**Instructions to follow:**
Output every record below exactly as it appears.

* BEGIN Records for the exercise *

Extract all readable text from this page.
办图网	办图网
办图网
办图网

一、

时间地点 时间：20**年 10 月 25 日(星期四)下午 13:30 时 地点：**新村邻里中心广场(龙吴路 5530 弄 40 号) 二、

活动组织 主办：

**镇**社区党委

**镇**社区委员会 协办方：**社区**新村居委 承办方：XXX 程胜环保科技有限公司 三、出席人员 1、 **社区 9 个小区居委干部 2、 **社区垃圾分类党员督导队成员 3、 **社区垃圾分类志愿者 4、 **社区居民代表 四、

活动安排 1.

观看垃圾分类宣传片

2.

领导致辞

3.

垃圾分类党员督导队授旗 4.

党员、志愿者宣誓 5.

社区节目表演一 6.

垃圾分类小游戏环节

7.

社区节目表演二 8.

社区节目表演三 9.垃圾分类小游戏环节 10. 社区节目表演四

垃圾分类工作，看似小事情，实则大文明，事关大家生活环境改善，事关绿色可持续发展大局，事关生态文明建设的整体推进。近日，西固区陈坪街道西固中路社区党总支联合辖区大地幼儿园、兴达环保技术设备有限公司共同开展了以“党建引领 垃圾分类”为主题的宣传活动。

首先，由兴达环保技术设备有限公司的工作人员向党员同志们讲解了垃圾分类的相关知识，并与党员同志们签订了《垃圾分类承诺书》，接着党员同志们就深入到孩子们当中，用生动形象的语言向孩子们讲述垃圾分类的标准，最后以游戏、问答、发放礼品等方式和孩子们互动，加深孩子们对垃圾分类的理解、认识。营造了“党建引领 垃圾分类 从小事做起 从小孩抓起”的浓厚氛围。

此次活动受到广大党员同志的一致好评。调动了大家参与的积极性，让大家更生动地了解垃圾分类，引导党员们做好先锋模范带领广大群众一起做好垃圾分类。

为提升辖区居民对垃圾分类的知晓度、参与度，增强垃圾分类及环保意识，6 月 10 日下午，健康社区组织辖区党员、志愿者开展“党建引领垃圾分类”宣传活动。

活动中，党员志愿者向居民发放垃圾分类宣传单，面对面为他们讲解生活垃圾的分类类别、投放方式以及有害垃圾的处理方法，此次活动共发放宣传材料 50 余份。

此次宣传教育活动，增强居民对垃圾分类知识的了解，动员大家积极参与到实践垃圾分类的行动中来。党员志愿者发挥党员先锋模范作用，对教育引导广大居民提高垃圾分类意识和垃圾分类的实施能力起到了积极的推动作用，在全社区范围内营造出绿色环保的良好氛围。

* END Records for the exercise *

**Solution for this problem:**
Extract all readable text from this page.
办图网	办图网
办图网
办图网

一、

时间地点 时间：20**年 10 月 25 日(星期四)下午 13:30 时 地点：**新村邻里中心广场(龙吴路 5530 弄 40 号) 二、

活动组织 主办：

**镇**社区党委

**镇**社区委员会 协办方：**社区**新村居委 承办方：XXX 程胜环保科技有限公司 三、出席人员 1、 **社区 9 个小区居委干部 2、 **社区垃圾分类党员督导队成员 3、 **社区垃圾分类志愿者 4、 **社区居民代表 四、

活动安排 1.

观看垃圾分类宣传片

2.

领导致辞

3.

垃圾分类党员督导队授旗 4.

党员、志愿者宣誓 5.

社区节目表演一 6.

垃圾分类小游戏环节

7.

社区节目表演二 8.

社区节目表演三 9.垃圾分类小游戏环节 10. 社区节目表演四

垃圾分类工作，看似小事情，实则大文明，事关大家生活环境改善，事关绿色可持续发展大局，事关生态文明建设的整体推进。近日，西固区陈坪街道西固中路社区党总支联合辖区大地幼儿园、兴达环保技术设备有限公司共同开展了以“党建引领 垃圾分类”为主题的宣传活动。

首先，由兴达环保技术设备有限公司的工作人员向党员同志们讲解了垃圾分类的相关知识，并与党员同志们签订了《垃圾分类承诺书》，接着党员同志们就深入到孩子们当中，用生动形象的语言向孩子们讲述垃圾分类的标准，最后以游戏、问答、发放礼品等方式和孩子们互动，加深孩子们对垃圾分类的理解、认识。营造了“党建引领 垃圾分类 从小事做起 从小孩抓起”的浓厚氛围。

此次活动受到广大党员同志的一致好评。调动了大家参与的积极性，让大家更生动地了解垃圾分类，引导党员们做好先锋模范带领广大群众一起做好垃圾分类。

为提升辖区居民对垃圾分类的知晓度、参与度，增强垃圾分类及环保意识，6 月 10 日下午，健康社区组织辖区党员、志愿者开展“党建引领垃圾分类”宣传活动。

活动中，党员志愿者向居民发放垃圾分类宣传单，面对面为他们讲解生活垃圾的分类类别、投放方式以及有害垃圾的处理方法，此次活动共发放宣传材料 50 余份。

此次宣传教育活动，增强居民对垃圾分类知识的了解，动员大家积极参与到实践垃圾分类的行动中来。党员志愿者发挥党员先锋模范作用，对教育引导广大居民提高垃圾分类意识和垃圾分类的实施能力起到了积极的推动作用，在全社区范围内营造出绿色环保的良好氛围。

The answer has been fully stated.